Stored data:
= = =
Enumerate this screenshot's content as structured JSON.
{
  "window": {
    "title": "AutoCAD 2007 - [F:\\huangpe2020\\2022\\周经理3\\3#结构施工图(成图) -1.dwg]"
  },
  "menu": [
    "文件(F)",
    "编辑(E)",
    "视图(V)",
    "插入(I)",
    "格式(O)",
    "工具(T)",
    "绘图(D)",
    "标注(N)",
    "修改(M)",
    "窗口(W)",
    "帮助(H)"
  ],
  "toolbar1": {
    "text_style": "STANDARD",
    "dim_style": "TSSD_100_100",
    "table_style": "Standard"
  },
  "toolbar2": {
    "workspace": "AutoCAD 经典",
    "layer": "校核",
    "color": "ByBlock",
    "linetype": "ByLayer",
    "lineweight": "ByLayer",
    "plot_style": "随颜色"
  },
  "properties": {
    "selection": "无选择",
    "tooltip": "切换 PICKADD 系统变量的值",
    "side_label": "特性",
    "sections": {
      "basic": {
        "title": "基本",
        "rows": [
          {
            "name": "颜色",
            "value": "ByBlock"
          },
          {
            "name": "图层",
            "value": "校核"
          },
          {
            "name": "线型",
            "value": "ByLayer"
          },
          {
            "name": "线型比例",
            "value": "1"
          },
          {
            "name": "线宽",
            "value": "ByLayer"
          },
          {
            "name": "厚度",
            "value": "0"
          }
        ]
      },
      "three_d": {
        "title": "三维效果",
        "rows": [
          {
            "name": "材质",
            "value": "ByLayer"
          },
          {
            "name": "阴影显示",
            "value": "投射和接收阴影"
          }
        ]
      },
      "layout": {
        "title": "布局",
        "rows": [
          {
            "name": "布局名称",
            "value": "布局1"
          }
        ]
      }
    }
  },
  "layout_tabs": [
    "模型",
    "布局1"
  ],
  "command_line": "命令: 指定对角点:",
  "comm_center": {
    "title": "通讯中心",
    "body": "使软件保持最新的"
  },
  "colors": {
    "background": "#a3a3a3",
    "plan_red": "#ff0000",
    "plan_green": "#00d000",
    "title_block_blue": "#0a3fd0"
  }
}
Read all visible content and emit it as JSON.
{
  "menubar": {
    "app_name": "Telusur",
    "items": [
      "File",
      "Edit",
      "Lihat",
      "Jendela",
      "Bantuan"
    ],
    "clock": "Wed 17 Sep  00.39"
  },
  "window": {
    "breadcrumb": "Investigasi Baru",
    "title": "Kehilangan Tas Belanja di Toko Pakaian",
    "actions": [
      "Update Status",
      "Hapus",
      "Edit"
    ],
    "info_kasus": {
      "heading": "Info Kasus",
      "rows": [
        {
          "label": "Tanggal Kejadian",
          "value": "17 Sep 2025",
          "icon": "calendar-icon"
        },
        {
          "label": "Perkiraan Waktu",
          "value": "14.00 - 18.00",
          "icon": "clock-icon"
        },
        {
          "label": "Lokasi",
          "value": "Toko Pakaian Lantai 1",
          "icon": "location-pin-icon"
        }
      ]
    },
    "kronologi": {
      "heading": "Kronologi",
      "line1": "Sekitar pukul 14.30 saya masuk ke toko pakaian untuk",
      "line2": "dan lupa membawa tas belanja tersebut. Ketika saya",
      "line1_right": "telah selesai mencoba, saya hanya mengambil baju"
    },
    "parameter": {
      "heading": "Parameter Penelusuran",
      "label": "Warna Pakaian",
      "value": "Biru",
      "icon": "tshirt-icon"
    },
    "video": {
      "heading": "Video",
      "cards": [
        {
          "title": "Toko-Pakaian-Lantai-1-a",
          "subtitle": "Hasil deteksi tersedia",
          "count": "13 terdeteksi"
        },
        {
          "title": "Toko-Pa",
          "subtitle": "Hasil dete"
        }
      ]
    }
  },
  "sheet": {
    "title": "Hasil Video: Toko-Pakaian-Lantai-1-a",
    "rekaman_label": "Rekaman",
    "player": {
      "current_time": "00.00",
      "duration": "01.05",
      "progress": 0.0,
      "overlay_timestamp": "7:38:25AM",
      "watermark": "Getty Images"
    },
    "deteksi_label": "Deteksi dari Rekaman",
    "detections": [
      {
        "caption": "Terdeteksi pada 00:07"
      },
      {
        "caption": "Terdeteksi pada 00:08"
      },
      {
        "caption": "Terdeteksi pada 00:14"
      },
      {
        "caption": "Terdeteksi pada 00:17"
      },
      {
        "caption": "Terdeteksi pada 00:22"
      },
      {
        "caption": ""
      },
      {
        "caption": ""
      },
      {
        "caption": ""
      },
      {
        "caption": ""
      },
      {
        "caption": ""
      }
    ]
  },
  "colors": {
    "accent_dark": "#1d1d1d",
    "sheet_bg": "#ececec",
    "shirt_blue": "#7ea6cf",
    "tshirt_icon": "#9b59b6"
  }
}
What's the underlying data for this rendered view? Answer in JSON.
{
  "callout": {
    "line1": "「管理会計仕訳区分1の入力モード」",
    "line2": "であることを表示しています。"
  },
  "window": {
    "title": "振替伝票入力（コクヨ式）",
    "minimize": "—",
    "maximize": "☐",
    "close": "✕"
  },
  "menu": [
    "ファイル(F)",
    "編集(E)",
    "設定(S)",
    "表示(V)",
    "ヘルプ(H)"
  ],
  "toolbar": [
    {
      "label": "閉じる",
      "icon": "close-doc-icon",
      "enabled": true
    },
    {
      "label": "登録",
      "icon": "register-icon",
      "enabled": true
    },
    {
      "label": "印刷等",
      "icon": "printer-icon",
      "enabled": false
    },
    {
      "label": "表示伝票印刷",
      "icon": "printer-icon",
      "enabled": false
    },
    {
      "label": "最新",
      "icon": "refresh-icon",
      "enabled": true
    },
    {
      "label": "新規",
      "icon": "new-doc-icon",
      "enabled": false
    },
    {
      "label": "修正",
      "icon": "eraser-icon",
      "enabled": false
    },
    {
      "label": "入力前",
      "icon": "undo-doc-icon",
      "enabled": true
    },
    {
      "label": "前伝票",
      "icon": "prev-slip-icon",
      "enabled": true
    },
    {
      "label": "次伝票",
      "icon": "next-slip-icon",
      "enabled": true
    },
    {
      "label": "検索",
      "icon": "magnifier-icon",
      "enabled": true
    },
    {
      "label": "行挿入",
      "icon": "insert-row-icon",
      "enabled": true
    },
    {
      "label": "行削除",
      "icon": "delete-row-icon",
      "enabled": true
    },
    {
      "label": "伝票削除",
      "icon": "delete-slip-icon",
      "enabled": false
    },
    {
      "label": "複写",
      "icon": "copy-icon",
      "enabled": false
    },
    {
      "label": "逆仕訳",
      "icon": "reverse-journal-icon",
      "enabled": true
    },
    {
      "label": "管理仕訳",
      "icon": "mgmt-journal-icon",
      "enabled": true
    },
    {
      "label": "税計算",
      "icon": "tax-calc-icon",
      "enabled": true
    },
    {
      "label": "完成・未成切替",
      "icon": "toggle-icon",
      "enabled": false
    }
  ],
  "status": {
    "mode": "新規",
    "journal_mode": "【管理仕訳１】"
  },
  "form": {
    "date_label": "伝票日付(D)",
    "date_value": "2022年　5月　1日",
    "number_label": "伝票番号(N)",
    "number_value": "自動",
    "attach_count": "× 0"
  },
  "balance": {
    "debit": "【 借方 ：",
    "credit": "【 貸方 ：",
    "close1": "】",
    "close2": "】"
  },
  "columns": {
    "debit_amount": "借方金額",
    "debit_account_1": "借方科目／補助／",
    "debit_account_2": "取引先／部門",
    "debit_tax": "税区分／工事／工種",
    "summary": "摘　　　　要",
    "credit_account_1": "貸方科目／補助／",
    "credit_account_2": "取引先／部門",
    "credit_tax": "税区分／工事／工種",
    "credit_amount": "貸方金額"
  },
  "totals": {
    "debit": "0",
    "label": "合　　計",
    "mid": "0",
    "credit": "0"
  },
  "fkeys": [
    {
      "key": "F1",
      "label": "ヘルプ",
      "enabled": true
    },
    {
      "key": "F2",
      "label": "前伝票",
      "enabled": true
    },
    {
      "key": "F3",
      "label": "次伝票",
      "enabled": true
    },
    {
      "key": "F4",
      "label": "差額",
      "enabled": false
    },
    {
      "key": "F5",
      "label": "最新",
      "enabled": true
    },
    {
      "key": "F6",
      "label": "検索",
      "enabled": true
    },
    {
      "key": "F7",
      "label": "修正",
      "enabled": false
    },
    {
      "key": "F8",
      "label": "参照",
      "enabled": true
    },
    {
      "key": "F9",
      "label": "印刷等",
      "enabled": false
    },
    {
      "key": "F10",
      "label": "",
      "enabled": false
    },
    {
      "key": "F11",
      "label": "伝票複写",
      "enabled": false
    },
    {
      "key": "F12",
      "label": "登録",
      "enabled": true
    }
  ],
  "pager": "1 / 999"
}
= = =
• [Requirement]
Among the entries above, identify all lines with "Rekaman" and copy them.

• [Reply to the exercise]
    "rekaman_label": "Rekaman",
    "deteksi_label": "Deteksi dari Rekaman",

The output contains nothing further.